* _The records_:

----

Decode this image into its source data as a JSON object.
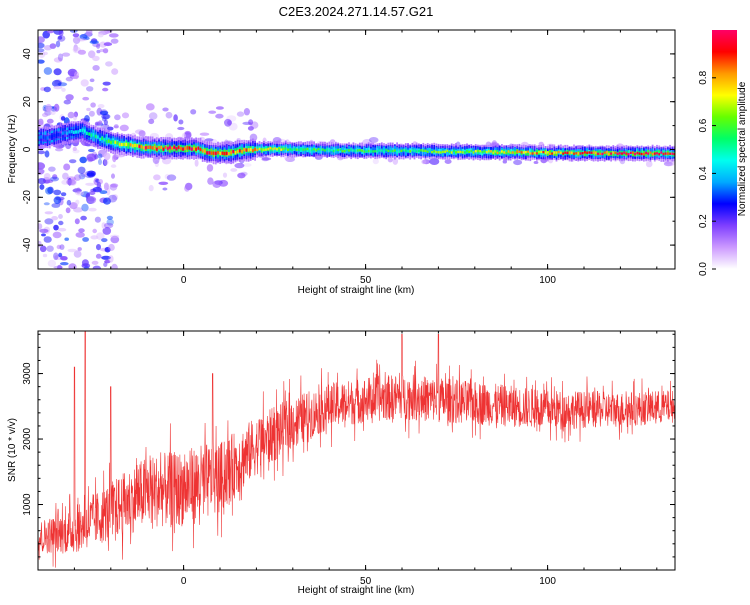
{
  "title": "C2E3.2024.271.14.57.G21",
  "chart_data": [
    {
      "type": "heatmap",
      "title": "C2E3.2024.271.14.57.G21",
      "xlabel": "Height of straight line (km)",
      "ylabel": "Frequency (Hz)",
      "xlim": [
        -40,
        135
      ],
      "ylim": [
        -50,
        50
      ],
      "xticks": [
        0,
        50,
        100
      ],
      "yticks": [
        -40,
        -20,
        0,
        20,
        40
      ],
      "colorbar": {
        "label": "Normalized spectral amplitude",
        "range": [
          0,
          1
        ],
        "ticks": [
          "0.0",
          "0.2",
          "0.4",
          "0.6",
          "0.8"
        ],
        "colors": [
          "#ffffff",
          "#cc99ff",
          "#7f3fff",
          "#0000ff",
          "#00aaff",
          "#00ffee",
          "#00ff66",
          "#66ff00",
          "#ffff00",
          "#ff9900",
          "#ff0000",
          "#ff0066"
        ]
      },
      "ridge": {
        "description_values": "peak frequency vs height",
        "x": [
          -38,
          -32,
          -28,
          -24,
          -20,
          -16,
          -12,
          -8,
          -4,
          0,
          4,
          6,
          8,
          12,
          16,
          20,
          25,
          30,
          40,
          50,
          60,
          70,
          80,
          90,
          100,
          110,
          120,
          135
        ],
        "y": [
          5,
          7,
          8,
          5,
          3,
          2,
          1,
          0.5,
          0.5,
          0.5,
          0.3,
          -1,
          -1.5,
          -1.5,
          -0.5,
          0,
          0.3,
          0,
          -0.3,
          -0.5,
          -0.6,
          -0.8,
          -1,
          -1.2,
          -1.4,
          -1.5,
          -1.6,
          -1.6
        ],
        "amplitude": [
          0.3,
          0.35,
          0.45,
          0.5,
          0.6,
          0.7,
          0.85,
          0.9,
          0.95,
          0.95,
          0.9,
          0.85,
          0.85,
          0.9,
          0.8,
          0.75,
          0.7,
          0.6,
          0.55,
          0.55,
          0.55,
          0.6,
          0.65,
          0.75,
          0.8,
          0.85,
          0.9,
          0.95
        ]
      }
    },
    {
      "type": "line",
      "xlabel": "Height of straight line (km)",
      "ylabel": "SNR (10 * v/v)",
      "xlim": [
        -40,
        135
      ],
      "ylim": [
        0,
        3650
      ],
      "xticks": [
        0,
        50,
        100
      ],
      "yticks": [
        1000,
        2000,
        3000
      ],
      "color": "#ee3333",
      "trend": {
        "x": [
          -40,
          -30,
          -20,
          -10,
          0,
          10,
          20,
          30,
          40,
          50,
          60,
          70,
          80,
          90,
          100,
          110,
          120,
          135
        ],
        "y": [
          500,
          600,
          900,
          1200,
          1250,
          1400,
          1900,
          2250,
          2500,
          2600,
          2650,
          2600,
          2550,
          2500,
          2450,
          2450,
          2450,
          2500
        ]
      },
      "spread": {
        "x": [
          -40,
          -25,
          -10,
          5,
          20,
          40,
          70,
          100,
          135
        ],
        "y": [
          250,
          400,
          550,
          600,
          450,
          350,
          350,
          300,
          250
        ]
      },
      "spikes": [
        {
          "x": -27,
          "y": 3650
        },
        {
          "x": -30,
          "y": 3100
        },
        {
          "x": -20,
          "y": 2800
        },
        {
          "x": 8,
          "y": 3000
        },
        {
          "x": 60,
          "y": 3600
        },
        {
          "x": 70,
          "y": 3600
        }
      ]
    }
  ]
}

----

* _Exercise task_: Reproduce the whole listing above word for word, but not its pictures.

* _Problem solution_:
Decode this image into its source data as a JSON object.
{
  "title": "C2E3.2024.271.14.57.G21",
  "chart_data": [
    {
      "type": "heatmap",
      "title": "C2E3.2024.271.14.57.G21",
      "xlabel": "Height of straight line (km)",
      "ylabel": "Frequency (Hz)",
      "xlim": [
        -40,
        135
      ],
      "ylim": [
        -50,
        50
      ],
      "xticks": [
        0,
        50,
        100
      ],
      "yticks": [
        -40,
        -20,
        0,
        20,
        40
      ],
      "colorbar": {
        "label": "Normalized spectral amplitude",
        "range": [
          0,
          1
        ],
        "ticks": [
          "0.0",
          "0.2",
          "0.4",
          "0.6",
          "0.8"
        ],
        "colors": [
          "#ffffff",
          "#cc99ff",
          "#7f3fff",
          "#0000ff",
          "#00aaff",
          "#00ffee",
          "#00ff66",
          "#66ff00",
          "#ffff00",
          "#ff9900",
          "#ff0000",
          "#ff0066"
        ]
      },
      "ridge": {
        "description_values": "peak frequency vs height",
        "x": [
          -38,
          -32,
          -28,
          -24,
          -20,
          -16,
          -12,
          -8,
          -4,
          0,
          4,
          6,
          8,
          12,
          16,
          20,
          25,
          30,
          40,
          50,
          60,
          70,
          80,
          90,
          100,
          110,
          120,
          135
        ],
        "y": [
          5,
          7,
          8,
          5,
          3,
          2,
          1,
          0.5,
          0.5,
          0.5,
          0.3,
          -1,
          -1.5,
          -1.5,
          -0.5,
          0,
          0.3,
          0,
          -0.3,
          -0.5,
          -0.6,
          -0.8,
          -1,
          -1.2,
          -1.4,
          -1.5,
          -1.6,
          -1.6
        ],
        "amplitude": [
          0.3,
          0.35,
          0.45,
          0.5,
          0.6,
          0.7,
          0.85,
          0.9,
          0.95,
          0.95,
          0.9,
          0.85,
          0.85,
          0.9,
          0.8,
          0.75,
          0.7,
          0.6,
          0.55,
          0.55,
          0.55,
          0.6,
          0.65,
          0.75,
          0.8,
          0.85,
          0.9,
          0.95
        ]
      }
    },
    {
      "type": "line",
      "xlabel": "Height of straight line (km)",
      "ylabel": "SNR (10 * v/v)",
      "xlim": [
        -40,
        135
      ],
      "ylim": [
        0,
        3650
      ],
      "xticks": [
        0,
        50,
        100
      ],
      "yticks": [
        1000,
        2000,
        3000
      ],
      "color": "#ee3333",
      "trend": {
        "x": [
          -40,
          -30,
          -20,
          -10,
          0,
          10,
          20,
          30,
          40,
          50,
          60,
          70,
          80,
          90,
          100,
          110,
          120,
          135
        ],
        "y": [
          500,
          600,
          900,
          1200,
          1250,
          1400,
          1900,
          2250,
          2500,
          2600,
          2650,
          2600,
          2550,
          2500,
          2450,
          2450,
          2450,
          2500
        ]
      },
      "spread": {
        "x": [
          -40,
          -25,
          -10,
          5,
          20,
          40,
          70,
          100,
          135
        ],
        "y": [
          250,
          400,
          550,
          600,
          450,
          350,
          350,
          300,
          250
        ]
      },
      "spikes": [
        {
          "x": -27,
          "y": 3650
        },
        {
          "x": -30,
          "y": 3100
        },
        {
          "x": -20,
          "y": 2800
        },
        {
          "x": 8,
          "y": 3000
        },
        {
          "x": 60,
          "y": 3600
        },
        {
          "x": 70,
          "y": 3600
        }
      ]
    }
  ]
}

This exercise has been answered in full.